── Source data ──

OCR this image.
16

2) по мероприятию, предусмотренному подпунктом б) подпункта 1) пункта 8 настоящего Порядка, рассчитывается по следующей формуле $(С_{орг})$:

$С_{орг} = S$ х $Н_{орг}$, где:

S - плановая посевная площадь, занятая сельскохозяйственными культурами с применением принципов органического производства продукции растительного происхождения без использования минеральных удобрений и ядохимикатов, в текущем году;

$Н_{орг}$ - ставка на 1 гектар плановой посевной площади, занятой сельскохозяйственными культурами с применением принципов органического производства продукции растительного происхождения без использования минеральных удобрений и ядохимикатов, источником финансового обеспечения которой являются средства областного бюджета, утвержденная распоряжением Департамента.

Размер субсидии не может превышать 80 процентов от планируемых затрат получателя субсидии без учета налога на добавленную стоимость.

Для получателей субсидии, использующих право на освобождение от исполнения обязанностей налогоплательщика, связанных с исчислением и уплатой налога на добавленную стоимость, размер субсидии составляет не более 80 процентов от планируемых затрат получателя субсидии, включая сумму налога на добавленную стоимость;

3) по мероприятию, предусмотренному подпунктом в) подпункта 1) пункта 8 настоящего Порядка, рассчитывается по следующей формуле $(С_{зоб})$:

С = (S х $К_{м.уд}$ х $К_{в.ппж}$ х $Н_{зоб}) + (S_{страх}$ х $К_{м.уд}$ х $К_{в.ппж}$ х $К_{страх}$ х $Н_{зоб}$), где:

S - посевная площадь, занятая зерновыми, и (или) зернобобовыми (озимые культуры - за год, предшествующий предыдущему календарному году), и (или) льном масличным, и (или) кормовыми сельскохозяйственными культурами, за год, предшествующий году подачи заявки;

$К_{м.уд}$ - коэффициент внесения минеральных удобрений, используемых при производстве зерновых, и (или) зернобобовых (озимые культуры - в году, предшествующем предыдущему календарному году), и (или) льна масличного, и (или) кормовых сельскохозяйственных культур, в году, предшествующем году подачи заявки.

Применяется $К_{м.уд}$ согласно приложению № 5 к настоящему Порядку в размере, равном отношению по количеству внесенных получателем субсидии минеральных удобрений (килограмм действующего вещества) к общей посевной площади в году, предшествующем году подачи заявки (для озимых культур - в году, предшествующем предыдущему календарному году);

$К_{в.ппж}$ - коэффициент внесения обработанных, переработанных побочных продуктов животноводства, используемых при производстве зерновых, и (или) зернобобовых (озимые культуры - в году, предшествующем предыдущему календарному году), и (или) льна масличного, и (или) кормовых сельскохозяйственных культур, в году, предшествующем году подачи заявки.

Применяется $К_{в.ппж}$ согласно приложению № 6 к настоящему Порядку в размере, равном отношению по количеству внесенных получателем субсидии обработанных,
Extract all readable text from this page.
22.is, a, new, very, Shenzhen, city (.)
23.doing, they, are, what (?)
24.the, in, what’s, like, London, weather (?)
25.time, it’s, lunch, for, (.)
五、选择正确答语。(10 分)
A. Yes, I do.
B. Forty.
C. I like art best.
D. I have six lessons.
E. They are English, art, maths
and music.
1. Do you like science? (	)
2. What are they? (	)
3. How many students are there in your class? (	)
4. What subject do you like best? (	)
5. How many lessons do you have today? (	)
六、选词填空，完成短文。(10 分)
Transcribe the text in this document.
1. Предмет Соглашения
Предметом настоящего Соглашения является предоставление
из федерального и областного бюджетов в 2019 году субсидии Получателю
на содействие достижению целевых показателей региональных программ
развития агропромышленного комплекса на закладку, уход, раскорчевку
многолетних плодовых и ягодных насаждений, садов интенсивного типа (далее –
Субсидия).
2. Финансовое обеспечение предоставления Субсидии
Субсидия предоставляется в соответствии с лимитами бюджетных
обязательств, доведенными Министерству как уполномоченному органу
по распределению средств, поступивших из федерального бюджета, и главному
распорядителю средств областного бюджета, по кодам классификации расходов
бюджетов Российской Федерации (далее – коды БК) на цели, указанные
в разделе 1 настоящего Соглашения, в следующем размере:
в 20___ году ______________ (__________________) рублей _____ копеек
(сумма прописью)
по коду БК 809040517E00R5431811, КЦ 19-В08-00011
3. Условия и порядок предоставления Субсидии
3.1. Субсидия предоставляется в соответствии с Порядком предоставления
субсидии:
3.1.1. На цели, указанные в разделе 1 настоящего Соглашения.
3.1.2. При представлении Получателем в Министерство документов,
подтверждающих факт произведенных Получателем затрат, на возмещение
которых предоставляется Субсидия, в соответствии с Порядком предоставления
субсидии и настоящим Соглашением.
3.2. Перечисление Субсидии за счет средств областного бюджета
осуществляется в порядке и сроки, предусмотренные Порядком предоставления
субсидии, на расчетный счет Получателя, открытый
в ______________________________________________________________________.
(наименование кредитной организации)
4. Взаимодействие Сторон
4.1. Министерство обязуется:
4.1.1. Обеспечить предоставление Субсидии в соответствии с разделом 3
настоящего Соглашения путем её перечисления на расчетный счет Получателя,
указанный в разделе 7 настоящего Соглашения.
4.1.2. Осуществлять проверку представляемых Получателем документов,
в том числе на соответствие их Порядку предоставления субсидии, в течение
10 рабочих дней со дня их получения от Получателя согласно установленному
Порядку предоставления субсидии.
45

───

- [Set task] Repeat the material in full, exactly as it stands.

- [Exercise result]
OCR this image.
16

2) по мероприятию, предусмотренному подпунктом б) подпункта 1) пункта 8 настоящего Порядка, рассчитывается по следующей формуле $(С_{орг})$:

$С_{орг} = S$ х $Н_{орг}$, где:

S - плановая посевная площадь, занятая сельскохозяйственными культурами с применением принципов органического производства продукции растительного происхождения без использования минеральных удобрений и ядохимикатов, в текущем году;

$Н_{орг}$ - ставка на 1 гектар плановой посевной площади, занятой сельскохозяйственными культурами с применением принципов органического производства продукции растительного происхождения без использования минеральных удобрений и ядохимикатов, источником финансового обеспечения которой являются средства областного бюджета, утвержденная распоряжением Департамента.

Размер субсидии не может превышать 80 процентов от планируемых затрат получателя субсидии без учета налога на добавленную стоимость.

Для получателей субсидии, использующих право на освобождение от исполнения обязанностей налогоплательщика, связанных с исчислением и уплатой налога на добавленную стоимость, размер субсидии составляет не более 80 процентов от планируемых затрат получателя субсидии, включая сумму налога на добавленную стоимость;

3) по мероприятию, предусмотренному подпунктом в) подпункта 1) пункта 8 настоящего Порядка, рассчитывается по следующей формуле $(С_{зоб})$:

С = (S х $К_{м.уд}$ х $К_{в.ппж}$ х $Н_{зоб}) + (S_{страх}$ х $К_{м.уд}$ х $К_{в.ппж}$ х $К_{страх}$ х $Н_{зоб}$), где:

S - посевная площадь, занятая зерновыми, и (или) зернобобовыми (озимые культуры - за год, предшествующий предыдущему календарному году), и (или) льном масличным, и (или) кормовыми сельскохозяйственными культурами, за год, предшествующий году подачи заявки;

$К_{м.уд}$ - коэффициент внесения минеральных удобрений, используемых при производстве зерновых, и (или) зернобобовых (озимые культуры - в году, предшествующем предыдущему календарному году), и (или) льна масличного, и (или) кормовых сельскохозяйственных культур, в году, предшествующем году подачи заявки.

Применяется $К_{м.уд}$ согласно приложению № 5 к настоящему Порядку в размере, равном отношению по количеству внесенных получателем субсидии минеральных удобрений (килограмм действующего вещества) к общей посевной площади в году, предшествующем году подачи заявки (для озимых культур - в году, предшествующем предыдущему календарному году);

$К_{в.ппж}$ - коэффициент внесения обработанных, переработанных побочных продуктов животноводства, используемых при производстве зерновых, и (или) зернобобовых (озимые культуры - в году, предшествующем предыдущему календарному году), и (или) льна масличного, и (или) кормовых сельскохозяйственных культур, в году, предшествующем году подачи заявки.

Применяется $К_{в.ппж}$ согласно приложению № 6 к настоящему Порядку в размере, равном отношению по количеству внесенных получателем субсидии обработанных,
Extract all readable text from this page.
22.is, a, new, very, Shenzhen, city (.)
23.doing, they, are, what (?)
24.the, in, what’s, like, London, weather (?)
25.time, it’s, lunch, for, (.)
五、选择正确答语。(10 分)
A. Yes, I do.
B. Forty.
C. I like art best.
D. I have six lessons.
E. They are English, art, maths
and music.
1. Do you like science? (	)
2. What are they? (	)
3. How many students are there in your class? (	)
4. What subject do you like best? (	)
5. How many lessons do you have today? (	)
六、选词填空，完成短文。(10 分)
Transcribe the text in this document.
1. Предмет Соглашения
Предметом настоящего Соглашения является предоставление
из федерального и областного бюджетов в 2019 году субсидии Получателю
на содействие достижению целевых показателей региональных программ
развития агропромышленного комплекса на закладку, уход, раскорчевку
многолетних плодовых и ягодных насаждений, садов интенсивного типа (далее –
Субсидия).
2. Финансовое обеспечение предоставления Субсидии
Субсидия предоставляется в соответствии с лимитами бюджетных
обязательств, доведенными Министерству как уполномоченному органу
по распределению средств, поступивших из федерального бюджета, и главному
распорядителю средств областного бюджета, по кодам классификации расходов
бюджетов Российской Федерации (далее – коды БК) на цели, указанные
в разделе 1 настоящего Соглашения, в следующем размере:
в 20___ году ______________ (__________________) рублей _____ копеек
(сумма прописью)
по коду БК 809040517E00R5431811, КЦ 19-В08-00011
3. Условия и порядок предоставления Субсидии
3.1. Субсидия предоставляется в соответствии с Порядком предоставления
субсидии:
3.1.1. На цели, указанные в разделе 1 настоящего Соглашения.
3.1.2. При представлении Получателем в Министерство документов,
подтверждающих факт произведенных Получателем затрат, на возмещение
которых предоставляется Субсидия, в соответствии с Порядком предоставления
субсидии и настоящим Соглашением.
3.2. Перечисление Субсидии за счет средств областного бюджета
осуществляется в порядке и сроки, предусмотренные Порядком предоставления
субсидии, на расчетный счет Получателя, открытый
в ______________________________________________________________________.
(наименование кредитной организации)
4. Взаимодействие Сторон
4.1. Министерство обязуется:
4.1.1. Обеспечить предоставление Субсидии в соответствии с разделом 3
настоящего Соглашения путем её перечисления на расчетный счет Получателя,
указанный в разделе 7 настоящего Соглашения.
4.1.2. Осуществлять проверку представляемых Получателем документов,
в том числе на соответствие их Порядку предоставления субсидии, в течение
10 рабочих дней со дня их получения от Получателя согласно установленному
Порядку предоставления субсидии.
45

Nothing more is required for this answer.